**** DATA TO USE

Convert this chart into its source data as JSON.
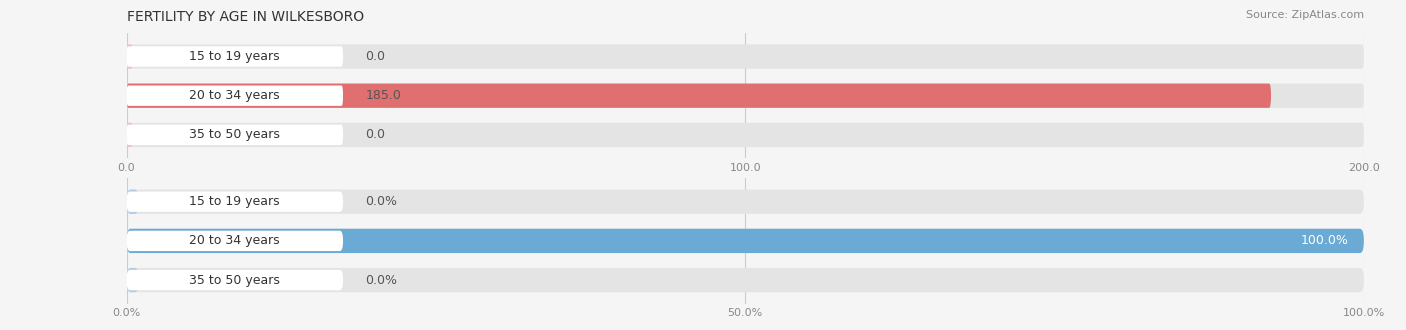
{
  "title": "FERTILITY BY AGE IN WILKESBORO",
  "source": "Source: ZipAtlas.com",
  "top_chart": {
    "categories": [
      "15 to 19 years",
      "20 to 34 years",
      "35 to 50 years"
    ],
    "values": [
      0.0,
      185.0,
      0.0
    ],
    "xlim": [
      0,
      200
    ],
    "xticks": [
      0.0,
      100.0,
      200.0
    ],
    "bar_color_full": "#e07070",
    "bar_color_empty": "#f0c0c0",
    "label_inside_color": "#ffffff",
    "label_outside_color": "#555555"
  },
  "bottom_chart": {
    "categories": [
      "15 to 19 years",
      "20 to 34 years",
      "35 to 50 years"
    ],
    "values": [
      0.0,
      100.0,
      0.0
    ],
    "xlim": [
      0,
      100
    ],
    "xticks": [
      0.0,
      50.0,
      100.0
    ],
    "bar_color_full": "#6aaad4",
    "bar_color_empty": "#b0cce8",
    "label_inside_color": "#ffffff",
    "label_outside_color": "#555555"
  },
  "bg_color": "#f5f5f5",
  "bar_bg_color": "#e4e4e4",
  "label_bg_color": "#ffffff",
  "title_color": "#333333",
  "source_color": "#888888",
  "tick_color": "#888888",
  "grid_color": "#cccccc",
  "bar_height": 0.62,
  "label_fontsize": 9,
  "tick_fontsize": 8,
  "title_fontsize": 10,
  "source_fontsize": 8
}
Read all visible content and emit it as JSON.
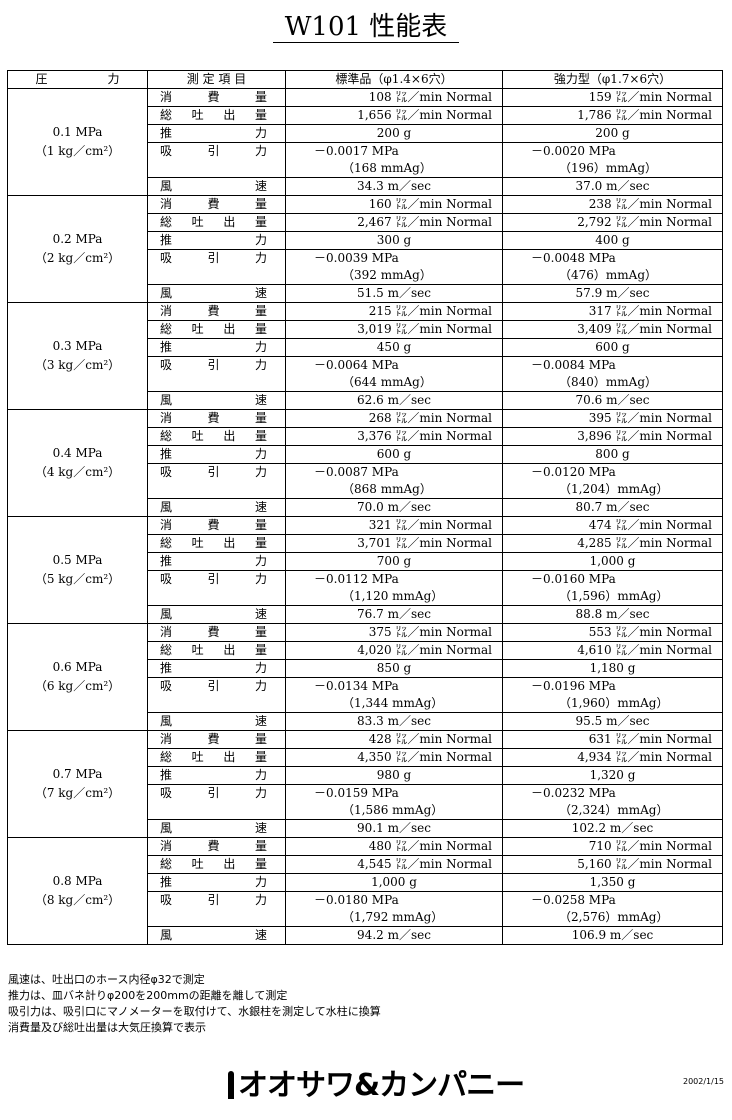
{
  "title": "W101 性能表",
  "headers": [
    "圧　　　　　力",
    "測 定 項 目",
    "標準品（φ1.4×6穴）",
    "強力型（φ1.7×6穴）"
  ],
  "item_labels": {
    "consumption": "消 費 量",
    "total": "総 吐 出 量",
    "thrust": "推 力",
    "suction": "吸 引 力",
    "wind": "風 速"
  },
  "groups": [
    {
      "pressure": "0.1 MPa",
      "pressure_kg": "（1 kg／cm²）",
      "std": {
        "consumption": "108 ㍑／min Normal",
        "total": "1,656 ㍑／min Normal",
        "thrust": "200 g",
        "suction": "－0.0017 MPa",
        "suction_mmaq": "（168 mmAg）",
        "wind": "34.3 m／sec"
      },
      "strong": {
        "consumption": "159 ㍑／min Normal",
        "total": "1,786 ㍑／min Normal",
        "thrust": "200 g",
        "suction": "－0.0020 MPa",
        "suction_mmaq": "（196）mmAg）",
        "wind": "37.0 m／sec"
      }
    },
    {
      "pressure": "0.2 MPa",
      "pressure_kg": "（2 kg／cm²）",
      "std": {
        "consumption": "160 ㍑／min Normal",
        "total": "2,467 ㍑／min Normal",
        "thrust": "300 g",
        "suction": "－0.0039 MPa",
        "suction_mmaq": "（392 mmAg）",
        "wind": "51.5 m／sec"
      },
      "strong": {
        "consumption": "238 ㍑／min Normal",
        "total": "2,792 ㍑／min Normal",
        "thrust": "400 g",
        "suction": "－0.0048 MPa",
        "suction_mmaq": "（476）mmAg）",
        "wind": "57.9 m／sec"
      }
    },
    {
      "pressure": "0.3 MPa",
      "pressure_kg": "（3 kg／cm²）",
      "std": {
        "consumption": "215 ㍑／min Normal",
        "total": "3,019 ㍑／min Normal",
        "thrust": "450 g",
        "suction": "－0.0064 MPa",
        "suction_mmaq": "（644 mmAg）",
        "wind": "62.6 m／sec"
      },
      "strong": {
        "consumption": "317 ㍑／min Normal",
        "total": "3,409 ㍑／min Normal",
        "thrust": "600 g",
        "suction": "－0.0084 MPa",
        "suction_mmaq": "（840）mmAg）",
        "wind": "70.6 m／sec"
      }
    },
    {
      "pressure": "0.4 MPa",
      "pressure_kg": "（4 kg／cm²）",
      "std": {
        "consumption": "268 ㍑／min Normal",
        "total": "3,376 ㍑／min Normal",
        "thrust": "600 g",
        "suction": "－0.0087 MPa",
        "suction_mmaq": "（868 mmAg）",
        "wind": "70.0 m／sec"
      },
      "strong": {
        "consumption": "395 ㍑／min Normal",
        "total": "3,896 ㍑／min Normal",
        "thrust": "800 g",
        "suction": "－0.0120 MPa",
        "suction_mmaq": "（1,204）mmAg）",
        "wind": "80.7 m／sec"
      }
    },
    {
      "pressure": "0.5 MPa",
      "pressure_kg": "（5 kg／cm²）",
      "std": {
        "consumption": "321 ㍑／min Normal",
        "total": "3,701 ㍑／min Normal",
        "thrust": "700 g",
        "suction": "－0.0112 MPa",
        "suction_mmaq": "（1,120 mmAg）",
        "wind": "76.7 m／sec"
      },
      "strong": {
        "consumption": "474 ㍑／min Normal",
        "total": "4,285 ㍑／min Normal",
        "thrust": "1,000 g",
        "suction": "－0.0160 MPa",
        "suction_mmaq": "（1,596）mmAg）",
        "wind": "88.8 m／sec"
      }
    },
    {
      "pressure": "0.6 MPa",
      "pressure_kg": "（6 kg／cm²）",
      "std": {
        "consumption": "375 ㍑／min Normal",
        "total": "4,020 ㍑／min Normal",
        "thrust": "850 g",
        "suction": "－0.0134 MPa",
        "suction_mmaq": "（1,344 mmAg）",
        "wind": "83.3 m／sec"
      },
      "strong": {
        "consumption": "553 ㍑／min Normal",
        "total": "4,610 ㍑／min Normal",
        "thrust": "1,180 g",
        "suction": "－0.0196 MPa",
        "suction_mmaq": "（1,960）mmAg）",
        "wind": "95.5 m／sec"
      }
    },
    {
      "pressure": "0.7 MPa",
      "pressure_kg": "（7 kg／cm²）",
      "std": {
        "consumption": "428 ㍑／min Normal",
        "total": "4,350 ㍑／min Normal",
        "thrust": "980 g",
        "suction": "－0.0159 MPa",
        "suction_mmaq": "（1,586 mmAg）",
        "wind": "90.1 m／sec"
      },
      "strong": {
        "consumption": "631 ㍑／min Normal",
        "total": "4,934 ㍑／min Normal",
        "thrust": "1,320 g",
        "suction": "－0.0232 MPa",
        "suction_mmaq": "（2,324）mmAg）",
        "wind": "102.2 m／sec"
      }
    },
    {
      "pressure": "0.8 MPa",
      "pressure_kg": "（8 kg／cm²）",
      "std": {
        "consumption": "480 ㍑／min Normal",
        "total": "4,545 ㍑／min Normal",
        "thrust": "1,000 g",
        "suction": "－0.0180 MPa",
        "suction_mmaq": "（1,792 mmAg）",
        "wind": "94.2 m／sec"
      },
      "strong": {
        "consumption": "710 ㍑／min Normal",
        "total": "5,160 ㍑／min Normal",
        "thrust": "1,350 g",
        "suction": "－0.0258 MPa",
        "suction_mmaq": "（2,576）mmAg）",
        "wind": "106.9 m／sec"
      }
    }
  ],
  "notes": [
    "風速は、吐出口のホース内径φ32で測定",
    "推力は、皿バネ計りφ200を200mmの距離を離して測定",
    "吸引力は、吸引口にマノメーターを取付けて、水銀柱を測定して水柱に換算",
    "消費量及び総吐出量は大気圧換算で表示"
  ],
  "logo_text": "オオサワ&カンパニー",
  "date": "2002/1/15"
}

********

## THE TASK
Omit every picture, and otherwise quote the entries exactly.

## TASK OUTPUT
Convert this chart into its source data as JSON.
{
  "title": "FERTILITY BY AGE IN WILKESBORO",
  "source": "Source: ZipAtlas.com",
  "top_chart": {
    "categories": [
      "15 to 19 years",
      "20 to 34 years",
      "35 to 50 years"
    ],
    "values": [
      0.0,
      185.0,
      0.0
    ],
    "xlim": [
      0,
      200
    ],
    "xticks": [
      0.0,
      100.0,
      200.0
    ],
    "bar_color_full": "#e07070",
    "bar_color_empty": "#f0c0c0",
    "label_inside_color": "#ffffff",
    "label_outside_color": "#555555"
  },
  "bottom_chart": {
    "categories": [
      "15 to 19 years",
      "20 to 34 years",
      "35 to 50 years"
    ],
    "values": [
      0.0,
      100.0,
      0.0
    ],
    "xlim": [
      0,
      100
    ],
    "xticks": [
      0.0,
      50.0,
      100.0
    ],
    "bar_color_full": "#6aaad4",
    "bar_color_empty": "#b0cce8",
    "label_inside_color": "#ffffff",
    "label_outside_color": "#555555"
  },
  "bg_color": "#f5f5f5",
  "bar_bg_color": "#e4e4e4",
  "label_bg_color": "#ffffff",
  "title_color": "#333333",
  "source_color": "#888888",
  "tick_color": "#888888",
  "grid_color": "#cccccc",
  "bar_height": 0.62,
  "label_fontsize": 9,
  "tick_fontsize": 8,
  "title_fontsize": 10,
  "source_fontsize": 8
}
Read all visible content and emit it as JSON.
{
  "title": "W101 性能表",
  "headers": [
    "圧　　　　　力",
    "測 定 項 目",
    "標準品（φ1.4×6穴）",
    "強力型（φ1.7×6穴）"
  ],
  "item_labels": {
    "consumption": "消 費 量",
    "total": "総 吐 出 量",
    "thrust": "推 力",
    "suction": "吸 引 力",
    "wind": "風 速"
  },
  "groups": [
    {
      "pressure": "0.1 MPa",
      "pressure_kg": "（1 kg／cm²）",
      "std": {
        "consumption": "108 ㍑／min Normal",
        "total": "1,656 ㍑／min Normal",
        "thrust": "200 g",
        "suction": "－0.0017 MPa",
        "suction_mmaq": "（168 mmAg）",
        "wind": "34.3 m／sec"
      },
      "strong": {
        "consumption": "159 ㍑／min Normal",
        "total": "1,786 ㍑／min Normal",
        "thrust": "200 g",
        "suction": "－0.0020 MPa",
        "suction_mmaq": "（196）mmAg）",
        "wind": "37.0 m／sec"
      }
    },
    {
      "pressure": "0.2 MPa",
      "pressure_kg": "（2 kg／cm²）",
      "std": {
        "consumption": "160 ㍑／min Normal",
        "total": "2,467 ㍑／min Normal",
        "thrust": "300 g",
        "suction": "－0.0039 MPa",
        "suction_mmaq": "（392 mmAg）",
        "wind": "51.5 m／sec"
      },
      "strong": {
        "consumption": "238 ㍑／min Normal",
        "total": "2,792 ㍑／min Normal",
        "thrust": "400 g",
        "suction": "－0.0048 MPa",
        "suction_mmaq": "（476）mmAg）",
        "wind": "57.9 m／sec"
      }
    },
    {
      "pressure": "0.3 MPa",
      "pressure_kg": "（3 kg／cm²）",
      "std": {
        "consumption": "215 ㍑／min Normal",
        "total": "3,019 ㍑／min Normal",
        "thrust": "450 g",
        "suction": "－0.0064 MPa",
        "suction_mmaq": "（644 mmAg）",
        "wind": "62.6 m／sec"
      },
      "strong": {
        "consumption": "317 ㍑／min Normal",
        "total": "3,409 ㍑／min Normal",
        "thrust": "600 g",
        "suction": "－0.0084 MPa",
        "suction_mmaq": "（840）mmAg）",
        "wind": "70.6 m／sec"
      }
    },
    {
      "pressure": "0.4 MPa",
      "pressure_kg": "（4 kg／cm²）",
      "std": {
        "consumption": "268 ㍑／min Normal",
        "total": "3,376 ㍑／min Normal",
        "thrust": "600 g",
        "suction": "－0.0087 MPa",
        "suction_mmaq": "（868 mmAg）",
        "wind": "70.0 m／sec"
      },
      "strong": {
        "consumption": "395 ㍑／min Normal",
        "total": "3,896 ㍑／min Normal",
        "thrust": "800 g",
        "suction": "－0.0120 MPa",
        "suction_mmaq": "（1,204）mmAg）",
        "wind": "80.7 m／sec"
      }
    },
    {
      "pressure": "0.5 MPa",
      "pressure_kg": "（5 kg／cm²）",
      "std": {
        "consumption": "321 ㍑／min Normal",
        "total": "3,701 ㍑／min Normal",
        "thrust": "700 g",
        "suction": "－0.0112 MPa",
        "suction_mmaq": "（1,120 mmAg）",
        "wind": "76.7 m／sec"
      },
      "strong": {
        "consumption": "474 ㍑／min Normal",
        "total": "4,285 ㍑／min Normal",
        "thrust": "1,000 g",
        "suction": "－0.0160 MPa",
        "suction_mmaq": "（1,596）mmAg）",
        "wind": "88.8 m／sec"
      }
    },
    {
      "pressure": "0.6 MPa",
      "pressure_kg": "（6 kg／cm²）",
      "std": {
        "consumption": "375 ㍑／min Normal",
        "total": "4,020 ㍑／min Normal",
        "thrust": "850 g",
        "suction": "－0.0134 MPa",
        "suction_mmaq": "（1,344 mmAg）",
        "wind": "83.3 m／sec"
      },
      "strong": {
        "consumption": "553 ㍑／min Normal",
        "total": "4,610 ㍑／min Normal",
        "thrust": "1,180 g",
        "suction": "－0.0196 MPa",
        "suction_mmaq": "（1,960）mmAg）",
        "wind": "95.5 m／sec"
      }
    },
    {
      "pressure": "0.7 MPa",
      "pressure_kg": "（7 kg／cm²）",
      "std": {
        "consumption": "428 ㍑／min Normal",
        "total": "4,350 ㍑／min Normal",
        "thrust": "980 g",
        "suction": "－0.0159 MPa",
        "suction_mmaq": "（1,586 mmAg）",
        "wind": "90.1 m／sec"
      },
      "strong": {
        "consumption": "631 ㍑／min Normal",
        "total": "4,934 ㍑／min Normal",
        "thrust": "1,320 g",
        "suction": "－0.0232 MPa",
        "suction_mmaq": "（2,324）mmAg）",
        "wind": "102.2 m／sec"
      }
    },
    {
      "pressure": "0.8 MPa",
      "pressure_kg": "（8 kg／cm²）",
      "std": {
        "consumption": "480 ㍑／min Normal",
        "total": "4,545 ㍑／min Normal",
        "thrust": "1,000 g",
        "suction": "－0.0180 MPa",
        "suction_mmaq": "（1,792 mmAg）",
        "wind": "94.2 m／sec"
      },
      "strong": {
        "consumption": "710 ㍑／min Normal",
        "total": "5,160 ㍑／min Normal",
        "thrust": "1,350 g",
        "suction": "－0.0258 MPa",
        "suction_mmaq": "（2,576）mmAg）",
        "wind": "106.9 m／sec"
      }
    }
  ],
  "notes": [
    "風速は、吐出口のホース内径φ32で測定",
    "推力は、皿バネ計りφ200を200mmの距離を離して測定",
    "吸引力は、吸引口にマノメーターを取付けて、水銀柱を測定して水柱に換算",
    "消費量及び総吐出量は大気圧換算で表示"
  ],
  "logo_text": "オオサワ&カンパニー",
  "date": "2002/1/15"
}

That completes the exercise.